## Written problem
Write the data out again exactly, with no pictures.

## Dataset records
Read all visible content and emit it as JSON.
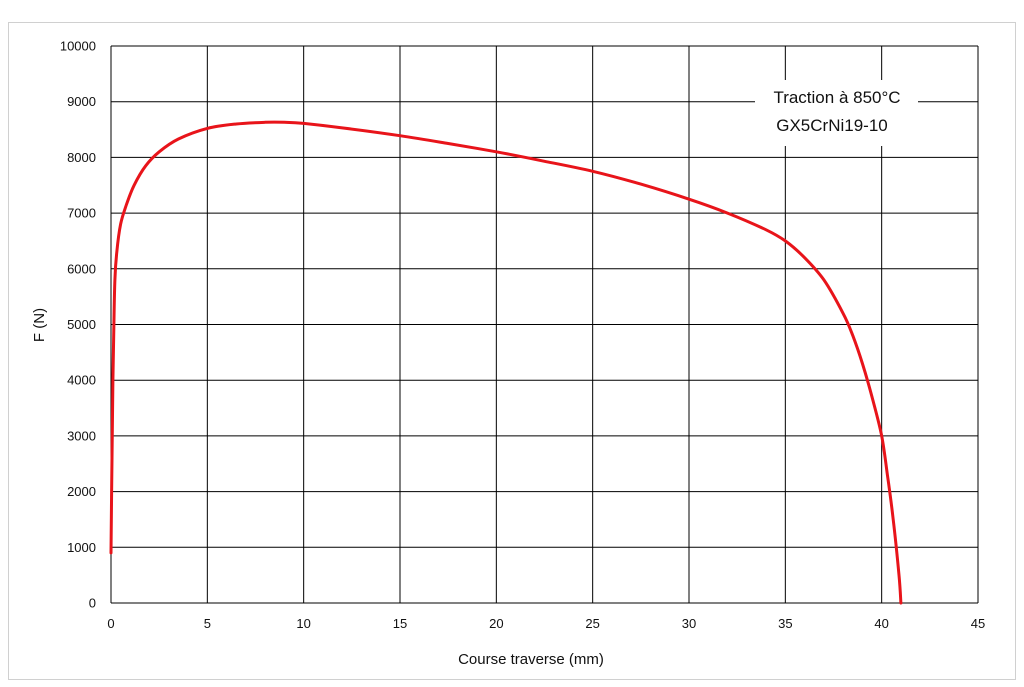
{
  "chart_data": {
    "type": "line",
    "xlabel": "Course  traverse (mm)",
    "ylabel": "F (N)",
    "xlim": [
      0,
      45
    ],
    "ylim": [
      0,
      10000
    ],
    "x_ticks": [
      0,
      5,
      10,
      15,
      20,
      25,
      30,
      35,
      40,
      45
    ],
    "y_ticks": [
      0,
      1000,
      2000,
      3000,
      4000,
      5000,
      6000,
      7000,
      8000,
      9000,
      10000
    ],
    "grid": true,
    "line_color": "#e8141a",
    "annotation": [
      "Traction à 850°C",
      "GX5CrNi19-10"
    ],
    "series": [
      {
        "x": [
          0,
          0.05,
          0.1,
          0.15,
          0.2,
          0.3,
          0.5,
          0.8,
          1.2,
          1.8,
          2.5,
          3.5,
          5,
          6.5,
          8,
          9,
          10,
          12,
          15,
          17.5,
          20,
          22.5,
          25,
          27.5,
          30,
          32,
          34,
          35,
          36,
          37,
          38,
          38.5,
          39,
          39.5,
          40,
          40.3,
          40.6,
          40.9,
          41
        ],
        "y": [
          900,
          2600,
          4000,
          5000,
          5800,
          6300,
          6800,
          7150,
          7500,
          7850,
          8100,
          8330,
          8520,
          8600,
          8630,
          8630,
          8610,
          8530,
          8390,
          8250,
          8100,
          7930,
          7750,
          7520,
          7250,
          7000,
          6700,
          6500,
          6200,
          5800,
          5200,
          4800,
          4300,
          3700,
          3000,
          2300,
          1500,
          500,
          0
        ]
      }
    ]
  }
}
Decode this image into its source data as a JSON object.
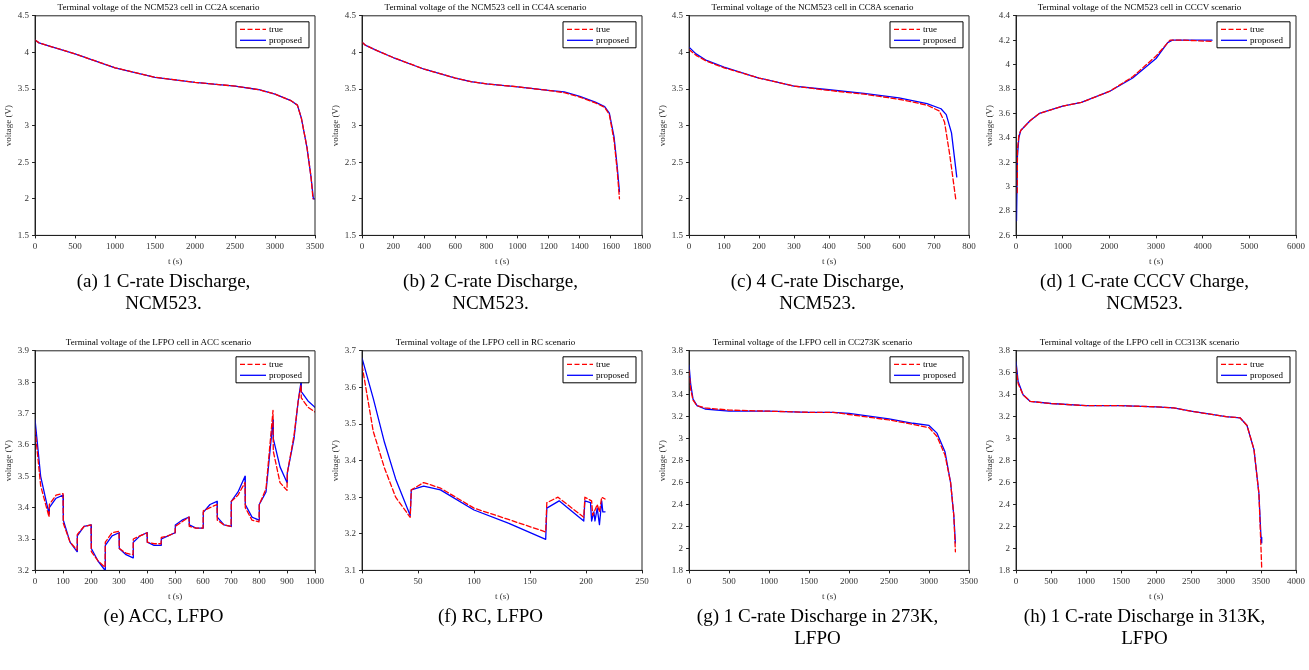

## Problem solution
Read all visible content and emit it as JSON.
{
  "chart_data": {
    "type": "line",
    "xlabel": "Course  traverse (mm)",
    "ylabel": "F (N)",
    "xlim": [
      0,
      45
    ],
    "ylim": [
      0,
      10000
    ],
    "x_ticks": [
      0,
      5,
      10,
      15,
      20,
      25,
      30,
      35,
      40,
      45
    ],
    "y_ticks": [
      0,
      1000,
      2000,
      3000,
      4000,
      5000,
      6000,
      7000,
      8000,
      9000,
      10000
    ],
    "grid": true,
    "line_color": "#e8141a",
    "annotation": [
      "Traction à 850°C",
      "GX5CrNi19-10"
    ],
    "series": [
      {
        "x": [
          0,
          0.05,
          0.1,
          0.15,
          0.2,
          0.3,
          0.5,
          0.8,
          1.2,
          1.8,
          2.5,
          3.5,
          5,
          6.5,
          8,
          9,
          10,
          12,
          15,
          17.5,
          20,
          22.5,
          25,
          27.5,
          30,
          32,
          34,
          35,
          36,
          37,
          38,
          38.5,
          39,
          39.5,
          40,
          40.3,
          40.6,
          40.9,
          41
        ],
        "y": [
          900,
          2600,
          4000,
          5000,
          5800,
          6300,
          6800,
          7150,
          7500,
          7850,
          8100,
          8330,
          8520,
          8600,
          8630,
          8630,
          8610,
          8530,
          8390,
          8250,
          8100,
          7930,
          7750,
          7520,
          7250,
          7000,
          6700,
          6500,
          6200,
          5800,
          5200,
          4800,
          4300,
          3700,
          3000,
          2300,
          1500,
          500,
          0
        ]
      }
    ]
  }
}
Decode this image into its source data as a JSON object.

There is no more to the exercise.